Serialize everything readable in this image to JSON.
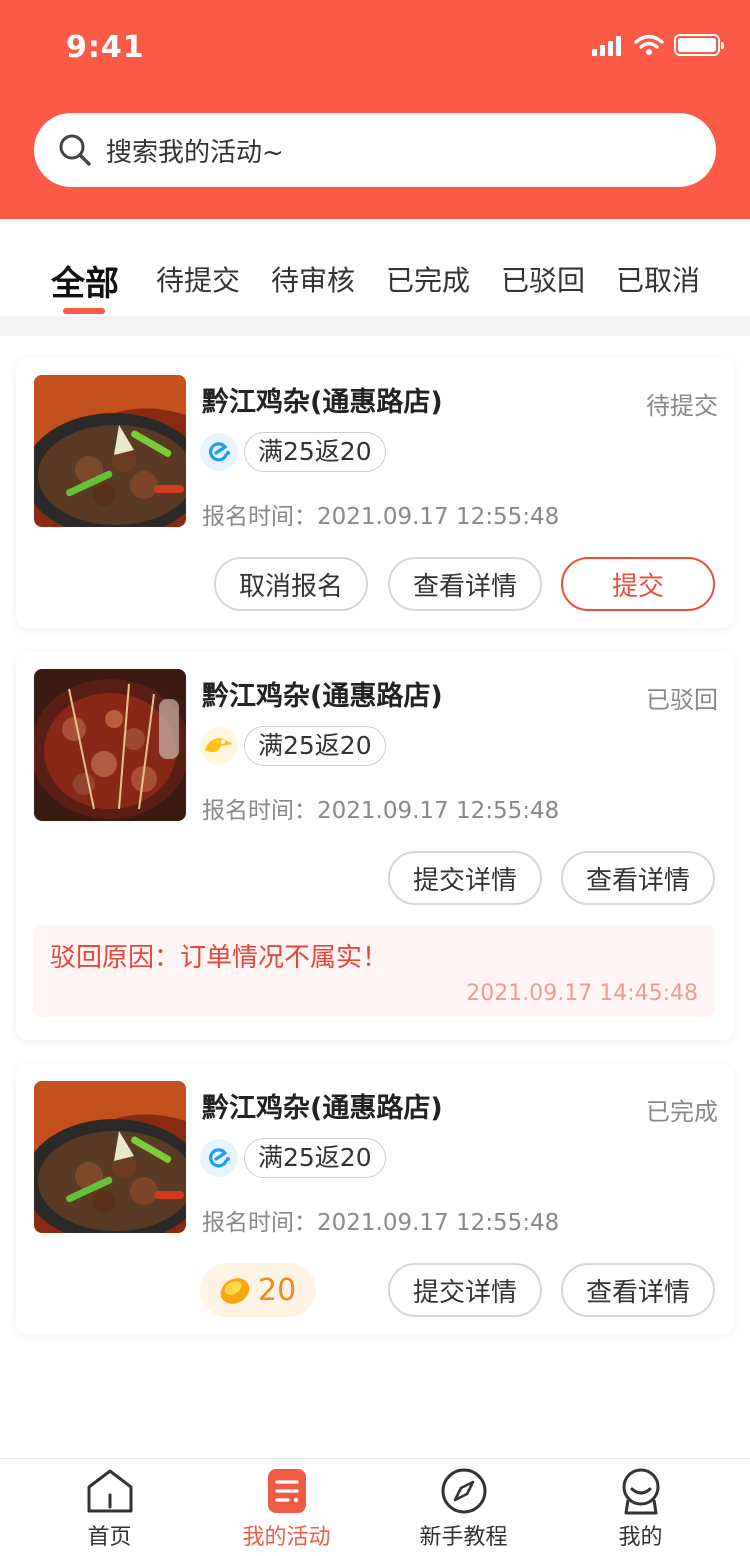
{
  "status_bar": {
    "time": "9:41"
  },
  "search": {
    "placeholder": "搜索我的活动~"
  },
  "tabs": [
    {
      "label": "全部",
      "active": true
    },
    {
      "label": "待提交",
      "active": false
    },
    {
      "label": "待审核",
      "active": false
    },
    {
      "label": "已完成",
      "active": false
    },
    {
      "label": "已驳回",
      "active": false
    },
    {
      "label": "已取消",
      "active": false
    }
  ],
  "activities": [
    {
      "store": "黔江鸡杂(通惠路店)",
      "status": "待提交",
      "platform_icon": "eleme-icon",
      "promo": "满25返20",
      "signup_time": "报名时间：2021.09.17 12:55:48",
      "buttons": [
        "取消报名",
        "查看详情",
        "提交"
      ]
    },
    {
      "store": "黔江鸡杂(通惠路店)",
      "status": "已驳回",
      "platform_icon": "meituan-icon",
      "promo": "满25返20",
      "signup_time": "报名时间：2021.09.17 12:55:48",
      "buttons": [
        "提交详情",
        "查看详情"
      ],
      "reject_reason": "驳回原因：订单情况不属实！",
      "reject_time": "2021.09.17 14:45:48"
    },
    {
      "store": "黔江鸡杂(通惠路店)",
      "status": "已完成",
      "platform_icon": "eleme-icon",
      "promo": "满25返20",
      "signup_time": "报名时间：2021.09.17 12:55:48",
      "reward": "20",
      "buttons": [
        "提交详情",
        "查看详情"
      ]
    }
  ],
  "tabbar": [
    {
      "label": "首页",
      "icon": "home-icon",
      "active": false
    },
    {
      "label": "我的活动",
      "icon": "activity-icon",
      "active": true
    },
    {
      "label": "新手教程",
      "icon": "compass-icon",
      "active": false
    },
    {
      "label": "我的",
      "icon": "profile-icon",
      "active": false
    }
  ],
  "colors": {
    "brand": "#fa5a46",
    "accent_text": "#ef4d3c",
    "reject_bg": "#fff5f4",
    "reward_text": "#f08a1a"
  }
}
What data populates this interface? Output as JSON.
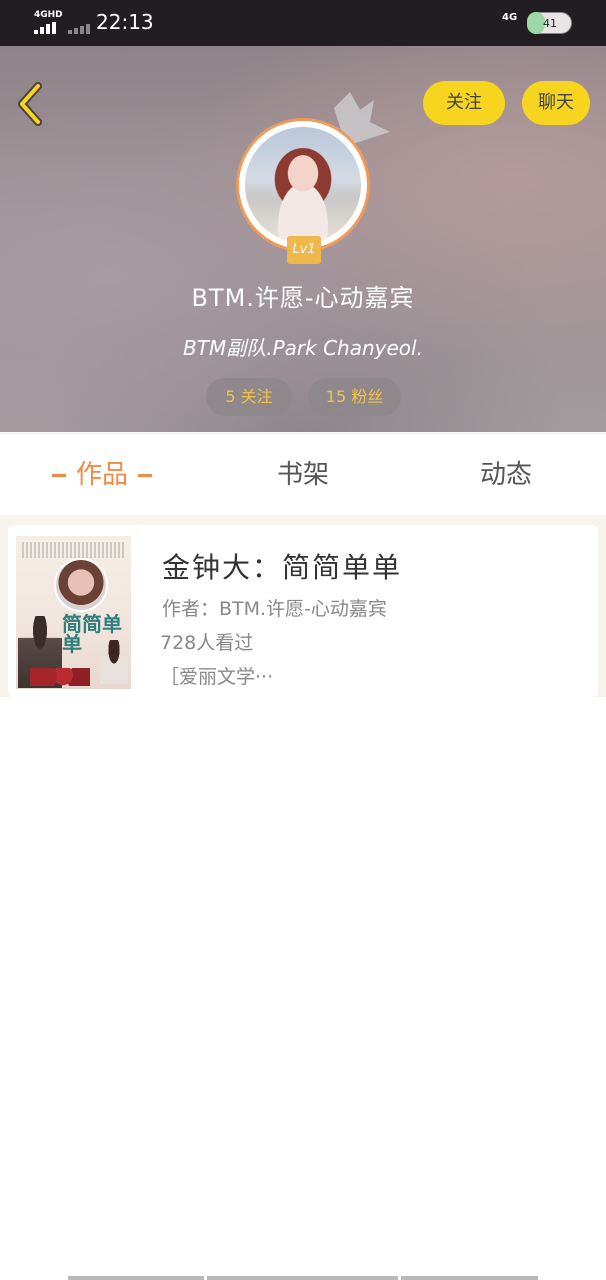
{
  "status_bar": {
    "network_left": "4GHD",
    "time": "22:13",
    "network_right": "4G",
    "battery": "41"
  },
  "header": {
    "follow_label": "关注",
    "chat_label": "聊天",
    "level": "Lv1",
    "username": "BTM.许愿-心动嘉宾",
    "bio": "BTM副队.Park Chanyeol.",
    "following": "5 关注",
    "followers": "15 粉丝"
  },
  "tabs": [
    {
      "label": "作品",
      "active": true
    },
    {
      "label": "书架",
      "active": false
    },
    {
      "label": "动态",
      "active": false
    }
  ],
  "works": [
    {
      "title": "金钟大：简简单单",
      "author": "作者：BTM.许愿-心动嘉宾",
      "views": "728人看过",
      "tag": "［爱丽文学···",
      "cover_title": "简简单单"
    }
  ],
  "colors": {
    "accent": "#f08a45",
    "button_yellow": "#f7d51f",
    "stat_text": "#f2c24a"
  }
}
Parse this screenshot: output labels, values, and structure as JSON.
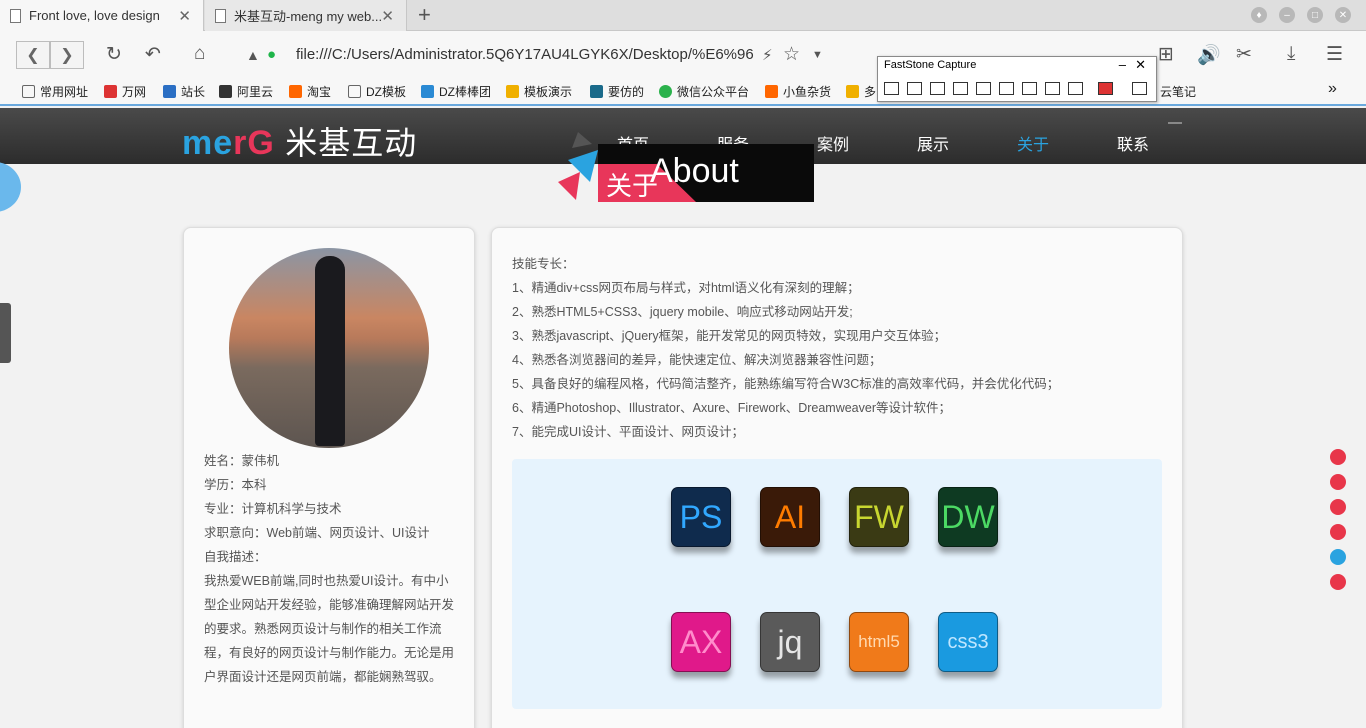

• • •

## Objective
Quote verbatim the final run of lines in the material above, from the line that contains "What data populates" through the very last line, excluding any pictures.

## Finished task
What data populates this interface? Output as JSON.
{
  "status_bar": {
    "network_left": "4GHD",
    "time": "22:13",
    "network_right": "4G",
    "battery": "41"
  },
  "header": {
    "follow_label": "关注",
    "chat_label": "聊天",
    "level": "Lv1",
    "username": "BTM.许愿-心动嘉宾",
    "bio": "BTM副队.Park Chanyeol.",
    "following": "5 关注",
    "followers": "15 粉丝"
  },
  "tabs": [
    {
      "label": "作品",
      "active": true
    },
    {
      "label": "书架",
      "active": false
    },
    {
      "label": "动态",
      "active": false
    }
  ],
  "works": [
    {
      "title": "金钟大：简简单单",
      "author": "作者：BTM.许愿-心动嘉宾",
      "views": "728人看过",
      "tag": "［爱丽文学···",
      "cover_title": "简简单单"
    }
  ],
  "colors": {
    "accent": "#f08a45",
    "button_yellow": "#f7d51f",
    "stat_text": "#f2c24a"
  }
}
Parse this screenshot: output labels, values, and structure as JSON.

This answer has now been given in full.